PROBLEM TO WORK ON:
Write out all of the entries exactly as given.

Stored items from a collection:
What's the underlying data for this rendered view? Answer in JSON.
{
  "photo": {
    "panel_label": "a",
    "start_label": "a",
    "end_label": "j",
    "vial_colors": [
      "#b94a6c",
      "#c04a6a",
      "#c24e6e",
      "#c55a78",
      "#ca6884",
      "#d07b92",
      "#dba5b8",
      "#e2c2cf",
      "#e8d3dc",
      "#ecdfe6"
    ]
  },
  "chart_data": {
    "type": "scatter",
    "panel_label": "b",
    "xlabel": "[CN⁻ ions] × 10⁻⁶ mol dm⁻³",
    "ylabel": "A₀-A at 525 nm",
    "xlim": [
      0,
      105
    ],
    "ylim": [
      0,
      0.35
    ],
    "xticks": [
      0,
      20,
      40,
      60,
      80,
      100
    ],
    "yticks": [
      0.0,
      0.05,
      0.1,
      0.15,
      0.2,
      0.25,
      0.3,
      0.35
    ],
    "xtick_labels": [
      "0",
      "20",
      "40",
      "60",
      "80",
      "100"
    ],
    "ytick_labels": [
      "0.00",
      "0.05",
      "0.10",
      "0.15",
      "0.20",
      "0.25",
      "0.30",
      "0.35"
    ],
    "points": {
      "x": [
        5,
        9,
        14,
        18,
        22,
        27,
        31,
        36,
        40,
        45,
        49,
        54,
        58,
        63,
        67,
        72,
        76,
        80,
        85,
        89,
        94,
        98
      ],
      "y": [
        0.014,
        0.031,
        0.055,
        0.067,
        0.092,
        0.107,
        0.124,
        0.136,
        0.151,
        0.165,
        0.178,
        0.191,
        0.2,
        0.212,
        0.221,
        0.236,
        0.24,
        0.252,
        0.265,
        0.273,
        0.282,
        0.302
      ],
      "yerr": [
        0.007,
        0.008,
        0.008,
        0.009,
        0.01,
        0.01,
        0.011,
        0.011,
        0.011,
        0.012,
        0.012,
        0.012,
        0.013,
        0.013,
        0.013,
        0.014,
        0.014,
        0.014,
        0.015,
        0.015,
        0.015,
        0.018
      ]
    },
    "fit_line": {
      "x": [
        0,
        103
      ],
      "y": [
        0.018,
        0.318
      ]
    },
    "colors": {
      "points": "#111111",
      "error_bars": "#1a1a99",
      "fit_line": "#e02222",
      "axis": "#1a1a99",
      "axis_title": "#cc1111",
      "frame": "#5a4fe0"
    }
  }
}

ANSWER TO THE TASK:
What's the underlying data for this rendered view? Answer in JSON.
{
  "photo": {
    "panel_label": "a",
    "start_label": "a",
    "end_label": "j",
    "vial_colors": [
      "#b94a6c",
      "#c04a6a",
      "#c24e6e",
      "#c55a78",
      "#ca6884",
      "#d07b92",
      "#dba5b8",
      "#e2c2cf",
      "#e8d3dc",
      "#ecdfe6"
    ]
  },
  "chart_data": {
    "type": "scatter",
    "panel_label": "b",
    "xlabel": "[CN⁻ ions] × 10⁻⁶ mol dm⁻³",
    "ylabel": "A₀-A at 525 nm",
    "xlim": [
      0,
      105
    ],
    "ylim": [
      0,
      0.35
    ],
    "xticks": [
      0,
      20,
      40,
      60,
      80,
      100
    ],
    "yticks": [
      0.0,
      0.05,
      0.1,
      0.15,
      0.2,
      0.25,
      0.3,
      0.35
    ],
    "xtick_labels": [
      "0",
      "20",
      "40",
      "60",
      "80",
      "100"
    ],
    "ytick_labels": [
      "0.00",
      "0.05",
      "0.10",
      "0.15",
      "0.20",
      "0.25",
      "0.30",
      "0.35"
    ],
    "points": {
      "x": [
        5,
        9,
        14,
        18,
        22,
        27,
        31,
        36,
        40,
        45,
        49,
        54,
        58,
        63,
        67,
        72,
        76,
        80,
        85,
        89,
        94,
        98
      ],
      "y": [
        0.014,
        0.031,
        0.055,
        0.067,
        0.092,
        0.107,
        0.124,
        0.136,
        0.151,
        0.165,
        0.178,
        0.191,
        0.2,
        0.212,
        0.221,
        0.236,
        0.24,
        0.252,
        0.265,
        0.273,
        0.282,
        0.302
      ],
      "yerr": [
        0.007,
        0.008,
        0.008,
        0.009,
        0.01,
        0.01,
        0.011,
        0.011,
        0.011,
        0.012,
        0.012,
        0.012,
        0.013,
        0.013,
        0.013,
        0.014,
        0.014,
        0.014,
        0.015,
        0.015,
        0.015,
        0.018
      ]
    },
    "fit_line": {
      "x": [
        0,
        103
      ],
      "y": [
        0.018,
        0.318
      ]
    },
    "colors": {
      "points": "#111111",
      "error_bars": "#1a1a99",
      "fit_line": "#e02222",
      "axis": "#1a1a99",
      "axis_title": "#cc1111",
      "frame": "#5a4fe0"
    }
  }
}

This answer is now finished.